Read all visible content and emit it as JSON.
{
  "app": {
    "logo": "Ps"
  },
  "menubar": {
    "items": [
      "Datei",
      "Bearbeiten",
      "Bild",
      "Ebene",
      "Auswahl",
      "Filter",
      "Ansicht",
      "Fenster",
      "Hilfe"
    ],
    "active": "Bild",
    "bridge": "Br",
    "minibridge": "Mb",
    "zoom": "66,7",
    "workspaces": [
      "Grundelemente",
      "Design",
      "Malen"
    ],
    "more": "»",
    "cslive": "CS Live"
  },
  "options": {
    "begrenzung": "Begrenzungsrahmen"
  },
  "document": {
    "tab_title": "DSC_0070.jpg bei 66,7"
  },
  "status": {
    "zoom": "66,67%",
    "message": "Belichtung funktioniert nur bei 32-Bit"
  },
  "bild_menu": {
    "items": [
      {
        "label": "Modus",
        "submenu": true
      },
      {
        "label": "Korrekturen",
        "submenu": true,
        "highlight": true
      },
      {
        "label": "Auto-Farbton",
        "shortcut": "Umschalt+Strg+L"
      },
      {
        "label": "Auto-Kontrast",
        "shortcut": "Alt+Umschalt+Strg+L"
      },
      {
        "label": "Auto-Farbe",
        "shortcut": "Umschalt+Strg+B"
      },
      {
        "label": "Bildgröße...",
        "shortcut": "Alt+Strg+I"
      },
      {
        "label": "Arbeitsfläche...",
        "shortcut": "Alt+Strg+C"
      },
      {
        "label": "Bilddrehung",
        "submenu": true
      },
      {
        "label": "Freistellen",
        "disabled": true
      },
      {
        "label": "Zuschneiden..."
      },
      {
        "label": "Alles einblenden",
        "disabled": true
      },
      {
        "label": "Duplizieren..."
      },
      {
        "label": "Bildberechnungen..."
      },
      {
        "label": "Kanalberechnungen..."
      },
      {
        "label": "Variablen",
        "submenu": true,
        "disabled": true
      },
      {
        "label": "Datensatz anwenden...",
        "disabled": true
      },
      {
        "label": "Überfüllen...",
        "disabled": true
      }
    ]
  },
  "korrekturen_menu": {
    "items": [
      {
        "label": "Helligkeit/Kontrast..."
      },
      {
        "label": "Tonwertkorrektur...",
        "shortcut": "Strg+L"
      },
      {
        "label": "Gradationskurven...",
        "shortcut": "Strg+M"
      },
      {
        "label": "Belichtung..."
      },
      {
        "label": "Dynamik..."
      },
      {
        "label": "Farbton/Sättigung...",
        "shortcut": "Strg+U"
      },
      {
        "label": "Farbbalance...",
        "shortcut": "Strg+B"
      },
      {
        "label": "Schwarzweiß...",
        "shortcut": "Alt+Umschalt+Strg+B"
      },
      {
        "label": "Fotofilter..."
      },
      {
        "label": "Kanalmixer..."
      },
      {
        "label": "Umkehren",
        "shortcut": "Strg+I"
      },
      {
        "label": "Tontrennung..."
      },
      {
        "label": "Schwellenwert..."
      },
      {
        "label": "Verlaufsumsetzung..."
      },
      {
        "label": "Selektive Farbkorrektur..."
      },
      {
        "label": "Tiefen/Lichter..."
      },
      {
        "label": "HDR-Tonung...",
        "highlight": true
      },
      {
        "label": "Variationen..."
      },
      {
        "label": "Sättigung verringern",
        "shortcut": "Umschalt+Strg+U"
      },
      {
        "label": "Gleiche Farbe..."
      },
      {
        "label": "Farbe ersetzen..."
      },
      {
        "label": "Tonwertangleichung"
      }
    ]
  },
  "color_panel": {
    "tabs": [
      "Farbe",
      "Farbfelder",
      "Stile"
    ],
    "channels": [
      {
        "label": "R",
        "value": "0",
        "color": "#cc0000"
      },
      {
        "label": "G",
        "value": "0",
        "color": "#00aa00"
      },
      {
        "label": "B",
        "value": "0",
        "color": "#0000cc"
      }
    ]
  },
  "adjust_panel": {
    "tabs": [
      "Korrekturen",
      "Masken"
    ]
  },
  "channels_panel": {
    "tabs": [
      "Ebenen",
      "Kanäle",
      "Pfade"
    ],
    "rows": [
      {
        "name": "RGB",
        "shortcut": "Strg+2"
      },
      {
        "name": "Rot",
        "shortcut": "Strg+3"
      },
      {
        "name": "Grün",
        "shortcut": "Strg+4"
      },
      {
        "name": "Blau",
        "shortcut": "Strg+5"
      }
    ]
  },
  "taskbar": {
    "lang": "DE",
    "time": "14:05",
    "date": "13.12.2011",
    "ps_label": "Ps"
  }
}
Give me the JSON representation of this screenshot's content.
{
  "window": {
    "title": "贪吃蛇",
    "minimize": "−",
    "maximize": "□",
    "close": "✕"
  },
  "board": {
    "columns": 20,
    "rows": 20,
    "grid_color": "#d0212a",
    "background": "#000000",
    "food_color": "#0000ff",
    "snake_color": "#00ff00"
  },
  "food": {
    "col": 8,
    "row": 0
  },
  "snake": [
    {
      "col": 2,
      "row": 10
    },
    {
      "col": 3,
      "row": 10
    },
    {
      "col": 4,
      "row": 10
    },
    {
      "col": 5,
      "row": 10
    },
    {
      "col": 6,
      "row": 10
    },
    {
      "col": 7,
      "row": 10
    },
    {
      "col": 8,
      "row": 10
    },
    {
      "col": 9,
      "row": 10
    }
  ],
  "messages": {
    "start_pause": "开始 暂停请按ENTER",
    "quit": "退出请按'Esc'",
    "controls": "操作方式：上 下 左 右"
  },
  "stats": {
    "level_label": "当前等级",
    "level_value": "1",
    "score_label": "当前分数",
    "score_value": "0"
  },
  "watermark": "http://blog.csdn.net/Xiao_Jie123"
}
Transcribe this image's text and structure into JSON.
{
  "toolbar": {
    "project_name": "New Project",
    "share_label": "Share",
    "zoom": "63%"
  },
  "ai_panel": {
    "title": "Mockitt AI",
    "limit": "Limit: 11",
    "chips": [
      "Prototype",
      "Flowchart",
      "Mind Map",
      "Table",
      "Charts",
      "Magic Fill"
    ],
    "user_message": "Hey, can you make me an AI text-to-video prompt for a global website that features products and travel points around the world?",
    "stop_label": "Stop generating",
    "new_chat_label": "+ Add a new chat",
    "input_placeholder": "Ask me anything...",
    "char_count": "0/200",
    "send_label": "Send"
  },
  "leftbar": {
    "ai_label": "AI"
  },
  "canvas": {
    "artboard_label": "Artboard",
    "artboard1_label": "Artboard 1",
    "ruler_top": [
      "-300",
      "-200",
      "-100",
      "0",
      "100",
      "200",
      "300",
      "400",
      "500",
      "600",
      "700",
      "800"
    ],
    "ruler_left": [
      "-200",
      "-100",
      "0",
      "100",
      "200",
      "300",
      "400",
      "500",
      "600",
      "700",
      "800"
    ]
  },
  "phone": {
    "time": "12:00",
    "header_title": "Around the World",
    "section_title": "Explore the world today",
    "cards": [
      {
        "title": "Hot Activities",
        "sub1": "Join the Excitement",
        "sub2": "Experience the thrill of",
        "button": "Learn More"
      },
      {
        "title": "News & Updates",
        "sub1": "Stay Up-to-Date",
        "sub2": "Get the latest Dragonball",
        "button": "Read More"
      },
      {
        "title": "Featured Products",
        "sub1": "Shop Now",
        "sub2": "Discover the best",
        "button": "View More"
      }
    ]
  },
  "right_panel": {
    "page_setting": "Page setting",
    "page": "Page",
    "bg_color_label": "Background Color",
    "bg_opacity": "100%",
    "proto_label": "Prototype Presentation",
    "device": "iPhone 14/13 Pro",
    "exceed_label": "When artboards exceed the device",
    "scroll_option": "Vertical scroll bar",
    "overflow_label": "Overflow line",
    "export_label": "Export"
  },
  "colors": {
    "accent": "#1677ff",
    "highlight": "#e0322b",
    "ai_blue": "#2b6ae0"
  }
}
━━━━━━
● **EXERCISE PROMPT**
Reproduce each line from the records that contains the word "device".

● **WRITTEN ANSWER**
    "device": "iPhone 14/13 Pro",
    "exceed_label": "When artboards exceed the device",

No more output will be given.